= WHAT IS REQUIRED =
Check every line below for the string "宠物服装", and copy the lines that contain it.

(Records from a data collection)
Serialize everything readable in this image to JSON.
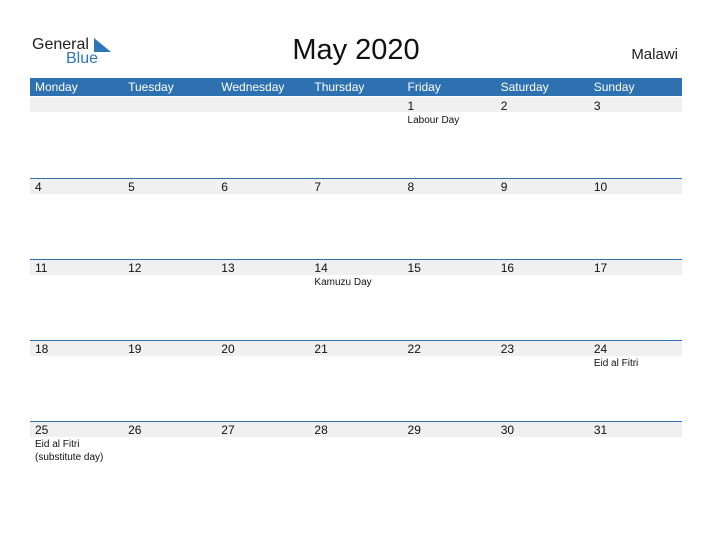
{
  "logo": {
    "line1": "General",
    "line2": "Blue"
  },
  "title": "May 2020",
  "country": "Malawi",
  "weekdays": [
    "Monday",
    "Tuesday",
    "Wednesday",
    "Thursday",
    "Friday",
    "Saturday",
    "Sunday"
  ],
  "weeks": [
    [
      {
        "d": ""
      },
      {
        "d": ""
      },
      {
        "d": ""
      },
      {
        "d": ""
      },
      {
        "d": "1",
        "ev": "Labour Day"
      },
      {
        "d": "2"
      },
      {
        "d": "3"
      }
    ],
    [
      {
        "d": "4"
      },
      {
        "d": "5"
      },
      {
        "d": "6"
      },
      {
        "d": "7"
      },
      {
        "d": "8"
      },
      {
        "d": "9"
      },
      {
        "d": "10"
      }
    ],
    [
      {
        "d": "11"
      },
      {
        "d": "12"
      },
      {
        "d": "13"
      },
      {
        "d": "14",
        "ev": "Kamuzu Day"
      },
      {
        "d": "15"
      },
      {
        "d": "16"
      },
      {
        "d": "17"
      }
    ],
    [
      {
        "d": "18"
      },
      {
        "d": "19"
      },
      {
        "d": "20"
      },
      {
        "d": "21"
      },
      {
        "d": "22"
      },
      {
        "d": "23"
      },
      {
        "d": "24",
        "ev": "Eid al Fitri"
      }
    ],
    [
      {
        "d": "25",
        "ev": "Eid al Fitri\n(substitute day)"
      },
      {
        "d": "26"
      },
      {
        "d": "27"
      },
      {
        "d": "28"
      },
      {
        "d": "29"
      },
      {
        "d": "30"
      },
      {
        "d": "31"
      }
    ]
  ]
}
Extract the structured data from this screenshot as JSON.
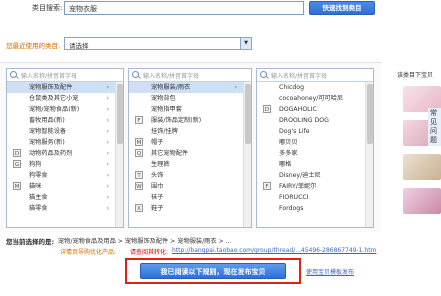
{
  "search": {
    "label": "类目搜索:",
    "value": "宠物衣服",
    "button": "快速找到类目"
  },
  "recent": {
    "label": "您最近使用的类目:",
    "placeholder": "请选择",
    "arrow_icon": "chevron-down-icon"
  },
  "columns": [
    {
      "filter_placeholder": "输入名称/拼音首字母",
      "items": [
        {
          "prefix": "",
          "label": "宠物服饰及配件",
          "selected": true,
          "has_children": true
        },
        {
          "prefix": "",
          "label": "仓鼠类及其它小宠",
          "selected": false,
          "has_children": true
        },
        {
          "prefix": "",
          "label": "宠物/宠物食品(新)",
          "selected": false,
          "has_children": true
        },
        {
          "prefix": "",
          "label": "畜牧用品(新)",
          "selected": false,
          "has_children": true
        },
        {
          "prefix": "",
          "label": "宠物智能设备",
          "selected": false,
          "has_children": true
        },
        {
          "prefix": "",
          "label": "宠物服务(新)",
          "selected": false,
          "has_children": true
        },
        {
          "prefix": "D",
          "label": "动物药品及药剂",
          "selected": false,
          "has_children": true
        },
        {
          "prefix": "G",
          "label": "狗狗",
          "selected": false,
          "has_children": true
        },
        {
          "prefix": "",
          "label": "狗零食",
          "selected": false,
          "has_children": true
        },
        {
          "prefix": "M",
          "label": "猫咪",
          "selected": false,
          "has_children": true
        },
        {
          "prefix": "",
          "label": "猫主食",
          "selected": false,
          "has_children": true
        },
        {
          "prefix": "",
          "label": "猫零食",
          "selected": false,
          "has_children": true
        }
      ]
    },
    {
      "filter_placeholder": "输入名称/拼音首字母",
      "items": [
        {
          "prefix": "",
          "label": "宠物服装/雨衣",
          "selected": true,
          "has_children": true
        },
        {
          "prefix": "",
          "label": "宠物背包",
          "selected": false,
          "has_children": false
        },
        {
          "prefix": "",
          "label": "宠物指甲套",
          "selected": false,
          "has_children": false
        },
        {
          "prefix": "F",
          "label": "服装/饰品定制(新)",
          "selected": false,
          "has_children": false
        },
        {
          "prefix": "",
          "label": "挂饰/挂牌",
          "selected": false,
          "has_children": false
        },
        {
          "prefix": "M",
          "label": "帽子",
          "selected": false,
          "has_children": false
        },
        {
          "prefix": "Q",
          "label": "其它宠物配件",
          "selected": false,
          "has_children": false
        },
        {
          "prefix": "",
          "label": "生理裤",
          "selected": false,
          "has_children": false
        },
        {
          "prefix": "T",
          "label": "头饰",
          "selected": false,
          "has_children": false
        },
        {
          "prefix": "W",
          "label": "围巾",
          "selected": false,
          "has_children": false
        },
        {
          "prefix": "",
          "label": "袜子",
          "selected": false,
          "has_children": false
        },
        {
          "prefix": "X",
          "label": "鞋子",
          "selected": false,
          "has_children": false
        }
      ]
    },
    {
      "filter_placeholder": "输入名称/拼音首字母",
      "items": [
        {
          "prefix": "",
          "label": "Chicdog",
          "selected": false,
          "has_children": false
        },
        {
          "prefix": "",
          "label": "cocoahoney/可可哈尼",
          "selected": false,
          "has_children": false
        },
        {
          "prefix": "D",
          "label": "DOGAHOLIC",
          "selected": false,
          "has_children": false
        },
        {
          "prefix": "",
          "label": "DROOLING DOG",
          "selected": false,
          "has_children": false
        },
        {
          "prefix": "",
          "label": "Dog's Life",
          "selected": false,
          "has_children": false
        },
        {
          "prefix": "",
          "label": "嘟贝贝",
          "selected": false,
          "has_children": false
        },
        {
          "prefix": "",
          "label": "多多家",
          "selected": false,
          "has_children": false
        },
        {
          "prefix": "",
          "label": "嘟格",
          "selected": false,
          "has_children": false
        },
        {
          "prefix": "",
          "label": "Disney/迪士尼",
          "selected": false,
          "has_children": false
        },
        {
          "prefix": "F",
          "label": "FAIRY/菲妮尔",
          "selected": false,
          "has_children": false
        },
        {
          "prefix": "",
          "label": "FIORUCCI",
          "selected": false,
          "has_children": false
        },
        {
          "prefix": "",
          "label": "Fordogs",
          "selected": false,
          "has_children": false
        }
      ]
    }
  ],
  "right_panel": {
    "title": "该类目下宝贝",
    "promo_text": "常见问题"
  },
  "selected": {
    "label": "您当前选择的是:",
    "path": "宠物/宠物食品及用品 > 宠物服饰及配件 > 宠物服装/雨衣 > ..."
  },
  "notice": {
    "text1": "详情页导购优化产品:",
    "text2": "请查阅其转化:",
    "link": "http://bangpai.taobao.com/group/thread/...45496-286867749-1.htm"
  },
  "publish": {
    "button": "我已阅读以下规则，现在发布宝贝",
    "legacy_link": "使用宝贝模板发布"
  },
  "colors": {
    "accent": "#2e6fd7",
    "warning": "#d26a00",
    "highlight_frame": "#e0221b",
    "selected_row": "#cfe0f6"
  }
}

= SOLUTION TO THIS PROBLEM =
          "label": "宠物服装/雨衣",
    "path": "宠物/宠物食品及用品 > 宠物服饰及配件 > 宠物服装/雨衣 > ..."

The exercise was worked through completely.